### TASK INPUTS
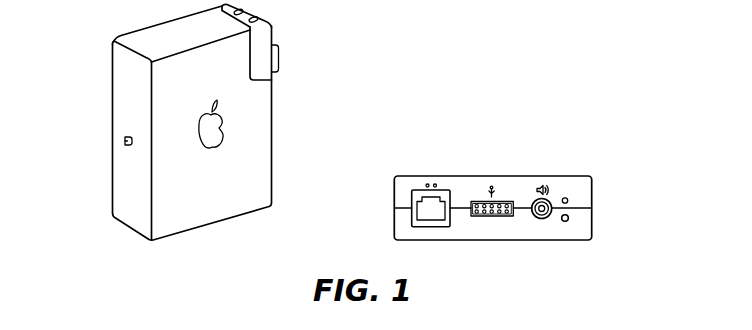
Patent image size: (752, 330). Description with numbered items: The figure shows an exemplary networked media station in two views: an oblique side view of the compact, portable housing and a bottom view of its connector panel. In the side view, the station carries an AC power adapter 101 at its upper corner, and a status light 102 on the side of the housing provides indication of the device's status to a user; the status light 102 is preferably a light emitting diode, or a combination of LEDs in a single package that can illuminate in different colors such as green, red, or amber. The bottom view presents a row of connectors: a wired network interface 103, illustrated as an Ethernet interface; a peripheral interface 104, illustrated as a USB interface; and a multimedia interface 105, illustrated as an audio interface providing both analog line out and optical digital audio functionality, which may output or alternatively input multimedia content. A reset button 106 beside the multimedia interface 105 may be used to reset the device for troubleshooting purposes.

The AC power adapter 101 is at (273, 37).
The status light 102 is at (125, 140).
The wired network interface 103 is at (411, 206).
The peripheral interface 104 is at (480, 200).
The multimedia interface 105 is at (553, 222).
The reset button 106 is at (571, 218).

### OBJECTIVE
Could you update these rows by replacing "connector panel" with "port panel" throughout, leaving everything else unchanged and omitting the pictures from your answer?

### ANSWER
Patent image size: (752, 330). Description with numbered items: The figure shows an exemplary networked media station in two views: an oblique side view of the compact, portable housing and a bottom view of its port panel. In the side view, the station carries an AC power adapter 101 at its upper corner, and a status light 102 on the side of the housing provides indication of the device's status to a user; the status light 102 is preferably a light emitting diode, or a combination of LEDs in a single package that can illuminate in different colors such as green, red, or amber. The bottom view presents a row of connectors: a wired network interface 103, illustrated as an Ethernet interface; a peripheral interface 104, illustrated as a USB interface; and a multimedia interface 105, illustrated as an audio interface providing both analog line out and optical digital audio functionality, which may output or alternatively input multimedia content. A reset button 106 beside the multimedia interface 105 may be used to reset the device for troubleshooting purposes.

The AC power adapter 101 is at (273, 37).
The status light 102 is at (125, 140).
The wired network interface 103 is at (411, 206).
The peripheral interface 104 is at (480, 200).
The multimedia interface 105 is at (553, 222).
The reset button 106 is at (571, 218).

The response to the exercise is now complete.